(Extracted records)

——

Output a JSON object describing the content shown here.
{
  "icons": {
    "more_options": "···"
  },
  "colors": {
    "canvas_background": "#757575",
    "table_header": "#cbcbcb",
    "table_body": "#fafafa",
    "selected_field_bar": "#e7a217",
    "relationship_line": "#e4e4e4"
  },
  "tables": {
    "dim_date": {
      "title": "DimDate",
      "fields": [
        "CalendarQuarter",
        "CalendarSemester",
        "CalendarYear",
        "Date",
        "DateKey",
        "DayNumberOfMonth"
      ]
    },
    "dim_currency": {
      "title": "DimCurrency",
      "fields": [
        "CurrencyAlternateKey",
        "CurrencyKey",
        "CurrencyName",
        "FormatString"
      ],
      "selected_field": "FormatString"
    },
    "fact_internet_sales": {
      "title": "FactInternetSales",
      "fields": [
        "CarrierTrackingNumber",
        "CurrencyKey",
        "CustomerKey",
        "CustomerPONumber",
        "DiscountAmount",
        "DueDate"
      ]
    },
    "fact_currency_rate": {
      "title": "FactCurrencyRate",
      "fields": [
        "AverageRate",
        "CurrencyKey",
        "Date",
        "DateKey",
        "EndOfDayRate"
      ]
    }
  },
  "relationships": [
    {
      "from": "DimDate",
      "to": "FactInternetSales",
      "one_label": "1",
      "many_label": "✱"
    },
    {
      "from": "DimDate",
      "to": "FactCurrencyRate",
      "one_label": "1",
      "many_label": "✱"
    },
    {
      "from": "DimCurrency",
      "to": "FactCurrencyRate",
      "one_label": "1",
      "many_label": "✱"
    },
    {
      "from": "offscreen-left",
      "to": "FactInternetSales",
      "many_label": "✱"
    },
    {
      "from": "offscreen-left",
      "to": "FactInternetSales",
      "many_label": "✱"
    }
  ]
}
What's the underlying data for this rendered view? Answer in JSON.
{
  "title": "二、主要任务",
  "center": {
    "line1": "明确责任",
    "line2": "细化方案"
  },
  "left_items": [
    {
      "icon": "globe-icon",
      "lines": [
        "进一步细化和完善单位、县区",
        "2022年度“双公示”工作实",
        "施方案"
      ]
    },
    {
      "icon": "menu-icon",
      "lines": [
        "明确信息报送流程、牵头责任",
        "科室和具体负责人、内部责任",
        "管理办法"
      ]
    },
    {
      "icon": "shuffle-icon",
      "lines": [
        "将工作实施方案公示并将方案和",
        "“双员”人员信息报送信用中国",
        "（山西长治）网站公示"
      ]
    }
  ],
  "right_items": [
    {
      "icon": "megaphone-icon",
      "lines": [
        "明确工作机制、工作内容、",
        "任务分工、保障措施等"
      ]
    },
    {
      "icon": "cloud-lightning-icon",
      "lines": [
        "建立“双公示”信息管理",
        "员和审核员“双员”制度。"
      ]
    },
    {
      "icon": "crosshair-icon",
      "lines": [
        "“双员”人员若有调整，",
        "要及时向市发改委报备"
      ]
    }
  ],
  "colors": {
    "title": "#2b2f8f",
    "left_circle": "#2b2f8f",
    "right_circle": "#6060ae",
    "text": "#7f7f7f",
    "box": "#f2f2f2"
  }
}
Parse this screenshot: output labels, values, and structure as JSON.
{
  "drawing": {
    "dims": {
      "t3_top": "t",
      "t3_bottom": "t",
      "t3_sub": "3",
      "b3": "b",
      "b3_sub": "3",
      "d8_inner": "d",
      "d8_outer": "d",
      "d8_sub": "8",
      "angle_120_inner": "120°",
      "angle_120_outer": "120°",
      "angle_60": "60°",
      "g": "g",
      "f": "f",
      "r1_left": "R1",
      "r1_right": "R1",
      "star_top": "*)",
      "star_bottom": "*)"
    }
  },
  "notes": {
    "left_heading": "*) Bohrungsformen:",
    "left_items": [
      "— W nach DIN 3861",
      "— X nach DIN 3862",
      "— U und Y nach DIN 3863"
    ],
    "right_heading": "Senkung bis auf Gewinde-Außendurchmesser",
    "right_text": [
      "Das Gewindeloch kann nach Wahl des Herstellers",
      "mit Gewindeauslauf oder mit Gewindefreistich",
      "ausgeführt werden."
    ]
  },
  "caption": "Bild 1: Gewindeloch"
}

——

— Objective —
Can you restate every record above word for word?

— Response to the task —
Output a JSON object describing the content shown here.
{
  "icons": {
    "more_options": "···"
  },
  "colors": {
    "canvas_background": "#757575",
    "table_header": "#cbcbcb",
    "table_body": "#fafafa",
    "selected_field_bar": "#e7a217",
    "relationship_line": "#e4e4e4"
  },
  "tables": {
    "dim_date": {
      "title": "DimDate",
      "fields": [
        "CalendarQuarter",
        "CalendarSemester",
        "CalendarYear",
        "Date",
        "DateKey",
        "DayNumberOfMonth"
      ]
    },
    "dim_currency": {
      "title": "DimCurrency",
      "fields": [
        "CurrencyAlternateKey",
        "CurrencyKey",
        "CurrencyName",
        "FormatString"
      ],
      "selected_field": "FormatString"
    },
    "fact_internet_sales": {
      "title": "FactInternetSales",
      "fields": [
        "CarrierTrackingNumber",
        "CurrencyKey",
        "CustomerKey",
        "CustomerPONumber",
        "DiscountAmount",
        "DueDate"
      ]
    },
    "fact_currency_rate": {
      "title": "FactCurrencyRate",
      "fields": [
        "AverageRate",
        "CurrencyKey",
        "Date",
        "DateKey",
        "EndOfDayRate"
      ]
    }
  },
  "relationships": [
    {
      "from": "DimDate",
      "to": "FactInternetSales",
      "one_label": "1",
      "many_label": "✱"
    },
    {
      "from": "DimDate",
      "to": "FactCurrencyRate",
      "one_label": "1",
      "many_label": "✱"
    },
    {
      "from": "DimCurrency",
      "to": "FactCurrencyRate",
      "one_label": "1",
      "many_label": "✱"
    },
    {
      "from": "offscreen-left",
      "to": "FactInternetSales",
      "many_label": "✱"
    },
    {
      "from": "offscreen-left",
      "to": "FactInternetSales",
      "many_label": "✱"
    }
  ]
}
What's the underlying data for this rendered view? Answer in JSON.
{
  "title": "二、主要任务",
  "center": {
    "line1": "明确责任",
    "line2": "细化方案"
  },
  "left_items": [
    {
      "icon": "globe-icon",
      "lines": [
        "进一步细化和完善单位、县区",
        "2022年度“双公示”工作实",
        "施方案"
      ]
    },
    {
      "icon": "menu-icon",
      "lines": [
        "明确信息报送流程、牵头责任",
        "科室和具体负责人、内部责任",
        "管理办法"
      ]
    },
    {
      "icon": "shuffle-icon",
      "lines": [
        "将工作实施方案公示并将方案和",
        "“双员”人员信息报送信用中国",
        "（山西长治）网站公示"
      ]
    }
  ],
  "right_items": [
    {
      "icon": "megaphone-icon",
      "lines": [
        "明确工作机制、工作内容、",
        "任务分工、保障措施等"
      ]
    },
    {
      "icon": "cloud-lightning-icon",
      "lines": [
        "建立“双公示”信息管理",
        "员和审核员“双员”制度。"
      ]
    },
    {
      "icon": "crosshair-icon",
      "lines": [
        "“双员”人员若有调整，",
        "要及时向市发改委报备"
      ]
    }
  ],
  "colors": {
    "title": "#2b2f8f",
    "left_circle": "#2b2f8f",
    "right_circle": "#6060ae",
    "text": "#7f7f7f",
    "box": "#f2f2f2"
  }
}
Parse this screenshot: output labels, values, and structure as JSON.
{
  "drawing": {
    "dims": {
      "t3_top": "t",
      "t3_bottom": "t",
      "t3_sub": "3",
      "b3": "b",
      "b3_sub": "3",
      "d8_inner": "d",
      "d8_outer": "d",
      "d8_sub": "8",
      "angle_120_inner": "120°",
      "angle_120_outer": "120°",
      "angle_60": "60°",
      "g": "g",
      "f": "f",
      "r1_left": "R1",
      "r1_right": "R1",
      "star_top": "*)",
      "star_bottom": "*)"
    }
  },
  "notes": {
    "left_heading": "*) Bohrungsformen:",
    "left_items": [
      "— W nach DIN 3861",
      "— X nach DIN 3862",
      "— U und Y nach DIN 3863"
    ],
    "right_heading": "Senkung bis auf Gewinde-Außendurchmesser",
    "right_text": [
      "Das Gewindeloch kann nach Wahl des Herstellers",
      "mit Gewindeauslauf oder mit Gewindefreistich",
      "ausgeführt werden."
    ]
  },
  "caption": "Bild 1: Gewindeloch"
}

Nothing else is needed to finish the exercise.